> [RECORD EXTRACTS]

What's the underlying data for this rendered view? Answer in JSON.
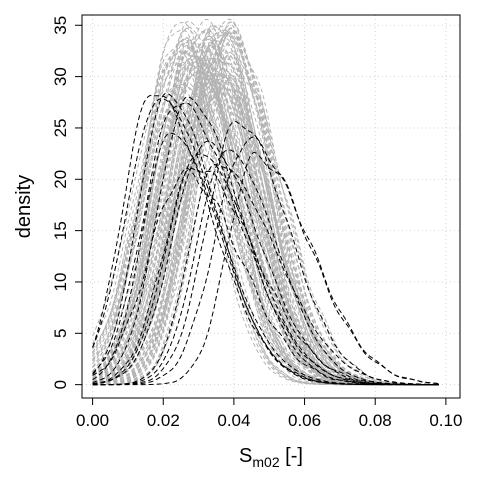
{
  "chart_data": {
    "type": "line",
    "xlabel": "S",
    "xlabel_subscript": "m02",
    "xlabel_unit": " [-]",
    "ylabel": "density",
    "xlim": [
      -0.003,
      0.104
    ],
    "ylim": [
      -1.3,
      36.0
    ],
    "x_ticks": [
      0.0,
      0.02,
      0.04,
      0.06,
      0.08,
      0.1
    ],
    "x_tick_labels": [
      "0.00",
      "0.02",
      "0.04",
      "0.06",
      "0.08",
      "0.10"
    ],
    "y_ticks": [
      0,
      5,
      10,
      15,
      20,
      25,
      30,
      35
    ],
    "y_tick_labels": [
      "0",
      "5",
      "10",
      "15",
      "20",
      "25",
      "30",
      "35"
    ],
    "grid": true,
    "series": [
      {
        "role": "gray-ensemble",
        "color": "#b3b3b3",
        "line_style": "dashed",
        "count": 100,
        "peak_x_range": [
          0.024,
          0.04
        ],
        "peak_y_range": [
          28,
          35.5
        ]
      },
      {
        "role": "black-curves",
        "color": "#000000",
        "line_style": "dashed",
        "curves": [
          {
            "peak_x": 0.017,
            "peak_y": 28.5
          },
          {
            "peak_x": 0.019,
            "peak_y": 27.8
          },
          {
            "peak_x": 0.021,
            "peak_y": 28.2
          },
          {
            "peak_x": 0.024,
            "peak_y": 27.5
          },
          {
            "peak_x": 0.027,
            "peak_y": 27.8
          },
          {
            "peak_x": 0.022,
            "peak_y": 24.5
          },
          {
            "peak_x": 0.03,
            "peak_y": 22.5
          },
          {
            "peak_x": 0.032,
            "peak_y": 23.5
          },
          {
            "peak_x": 0.035,
            "peak_y": 21.5
          },
          {
            "peak_x": 0.038,
            "peak_y": 22.8
          },
          {
            "peak_x": 0.041,
            "peak_y": 25.6
          },
          {
            "peak_x": 0.044,
            "peak_y": 23.8
          },
          {
            "peak_x": 0.029,
            "peak_y": 21.2
          },
          {
            "peak_x": 0.046,
            "peak_y": 22.2
          },
          {
            "peak_x": 0.026,
            "peak_y": 20.5
          }
        ]
      }
    ]
  }
}
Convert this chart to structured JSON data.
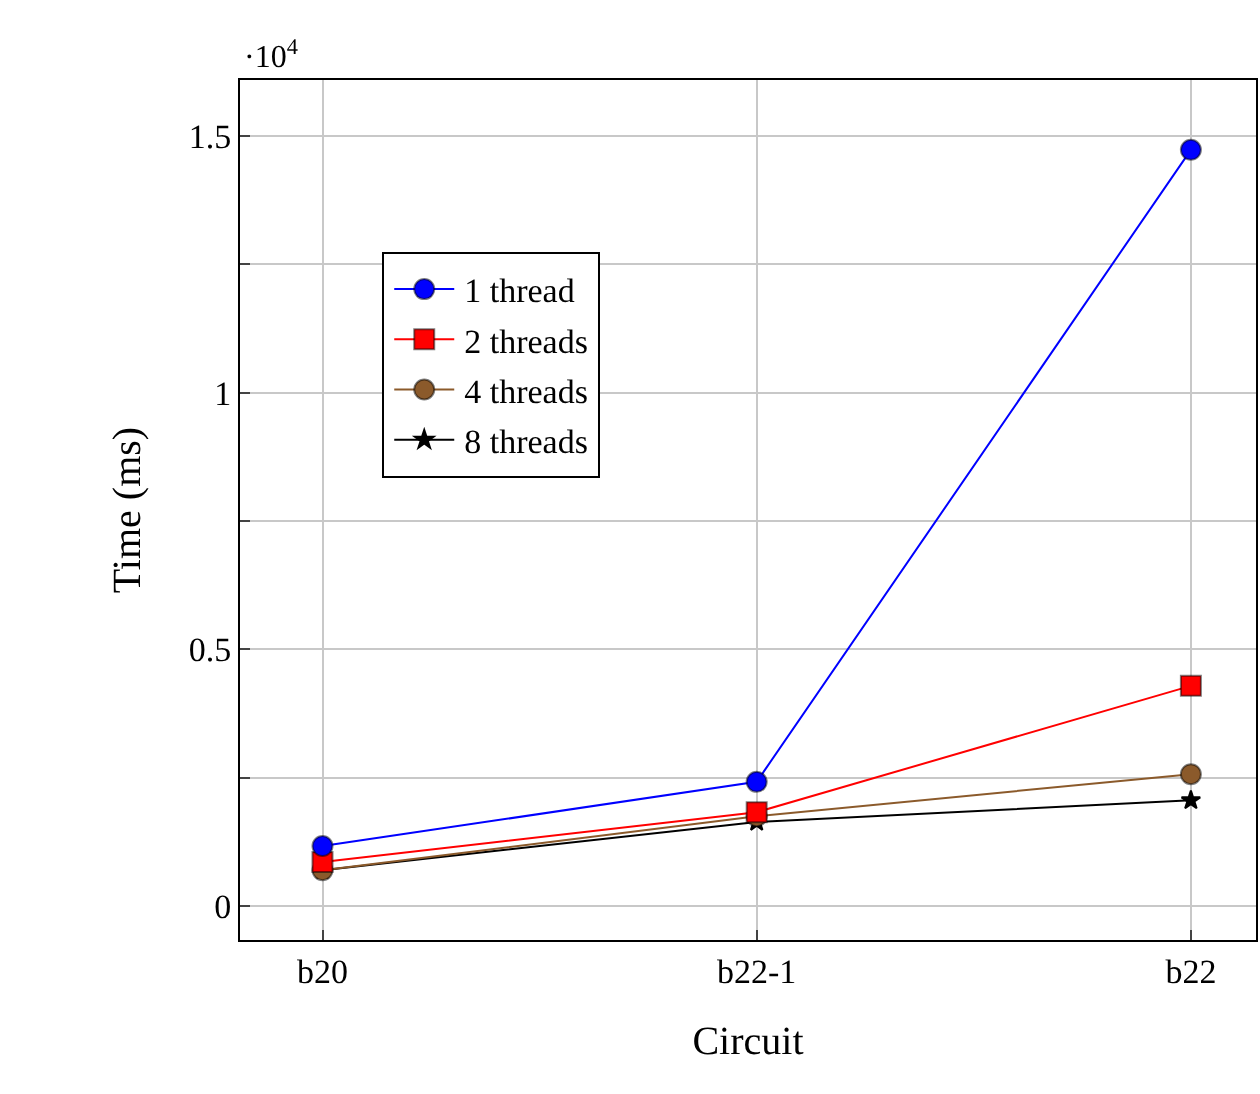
{
  "chart_data": {
    "type": "line",
    "xlabel": "Circuit",
    "ylabel": "Time (ms)",
    "categories": [
      "b20",
      "b22-1",
      "b22"
    ],
    "series": [
      {
        "name": "1 thread",
        "color": "#0000ff",
        "marker": "circle",
        "values": [
          0.117,
          0.242,
          1.473
        ]
      },
      {
        "name": "2 threads",
        "color": "#ff0000",
        "marker": "square",
        "values": [
          0.086,
          0.183,
          0.429
        ]
      },
      {
        "name": "4 threads",
        "color": "#8b5a2b",
        "marker": "circle",
        "values": [
          0.07,
          0.175,
          0.257
        ]
      },
      {
        "name": "8 threads",
        "color": "#000000",
        "marker": "star",
        "values": [
          0.07,
          0.164,
          0.206
        ]
      }
    ],
    "ylim": [
      -0.066,
      1.609
    ],
    "yticks": [
      0,
      {
        "value": 0.25,
        "label": null
      },
      0.5,
      {
        "value": 0.75,
        "label": null
      },
      1,
      {
        "value": 1.25,
        "label": null
      },
      1.5
    ],
    "annotations": [
      "·10$^{4}$"
    ],
    "grid": true,
    "legend": "top left",
    "line_style": "solid"
  }
}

> [THE REQUEST]
Make an exact copy of every entry above, minus the images.

> [ANSWER TO THIS TASK]
What's the underlying data for this rendered view? Answer in JSON.
{
  "chart_data": {
    "type": "line",
    "xlabel": "S",
    "xlabel_subscript": "m02",
    "xlabel_unit": " [-]",
    "ylabel": "density",
    "xlim": [
      -0.003,
      0.104
    ],
    "ylim": [
      -1.3,
      36.0
    ],
    "x_ticks": [
      0.0,
      0.02,
      0.04,
      0.06,
      0.08,
      0.1
    ],
    "x_tick_labels": [
      "0.00",
      "0.02",
      "0.04",
      "0.06",
      "0.08",
      "0.10"
    ],
    "y_ticks": [
      0,
      5,
      10,
      15,
      20,
      25,
      30,
      35
    ],
    "y_tick_labels": [
      "0",
      "5",
      "10",
      "15",
      "20",
      "25",
      "30",
      "35"
    ],
    "grid": true,
    "series": [
      {
        "role": "gray-ensemble",
        "color": "#b3b3b3",
        "line_style": "dashed",
        "count": 100,
        "peak_x_range": [
          0.024,
          0.04
        ],
        "peak_y_range": [
          28,
          35.5
        ]
      },
      {
        "role": "black-curves",
        "color": "#000000",
        "line_style": "dashed",
        "curves": [
          {
            "peak_x": 0.017,
            "peak_y": 28.5
          },
          {
            "peak_x": 0.019,
            "peak_y": 27.8
          },
          {
            "peak_x": 0.021,
            "peak_y": 28.2
          },
          {
            "peak_x": 0.024,
            "peak_y": 27.5
          },
          {
            "peak_x": 0.027,
            "peak_y": 27.8
          },
          {
            "peak_x": 0.022,
            "peak_y": 24.5
          },
          {
            "peak_x": 0.03,
            "peak_y": 22.5
          },
          {
            "peak_x": 0.032,
            "peak_y": 23.5
          },
          {
            "peak_x": 0.035,
            "peak_y": 21.5
          },
          {
            "peak_x": 0.038,
            "peak_y": 22.8
          },
          {
            "peak_x": 0.041,
            "peak_y": 25.6
          },
          {
            "peak_x": 0.044,
            "peak_y": 23.8
          },
          {
            "peak_x": 0.029,
            "peak_y": 21.2
          },
          {
            "peak_x": 0.046,
            "peak_y": 22.2
          },
          {
            "peak_x": 0.026,
            "peak_y": 20.5
          }
        ]
      }
    ]
  }
}
Convert this chart to structured JSON data.
{
  "chart_data": {
    "type": "line",
    "xlabel": "Circuit",
    "ylabel": "Time (ms)",
    "categories": [
      "b20",
      "b22-1",
      "b22"
    ],
    "series": [
      {
        "name": "1 thread",
        "color": "#0000ff",
        "marker": "circle",
        "values": [
          0.117,
          0.242,
          1.473
        ]
      },
      {
        "name": "2 threads",
        "color": "#ff0000",
        "marker": "square",
        "values": [
          0.086,
          0.183,
          0.429
        ]
      },
      {
        "name": "4 threads",
        "color": "#8b5a2b",
        "marker": "circle",
        "values": [
          0.07,
          0.175,
          0.257
        ]
      },
      {
        "name": "8 threads",
        "color": "#000000",
        "marker": "star",
        "values": [
          0.07,
          0.164,
          0.206
        ]
      }
    ],
    "ylim": [
      -0.066,
      1.609
    ],
    "yticks": [
      0,
      {
        "value": 0.25,
        "label": null
      },
      0.5,
      {
        "value": 0.75,
        "label": null
      },
      1,
      {
        "value": 1.25,
        "label": null
      },
      1.5
    ],
    "annotations": [
      "·10$^{4}$"
    ],
    "grid": true,
    "legend": "top left",
    "line_style": "solid"
  }
}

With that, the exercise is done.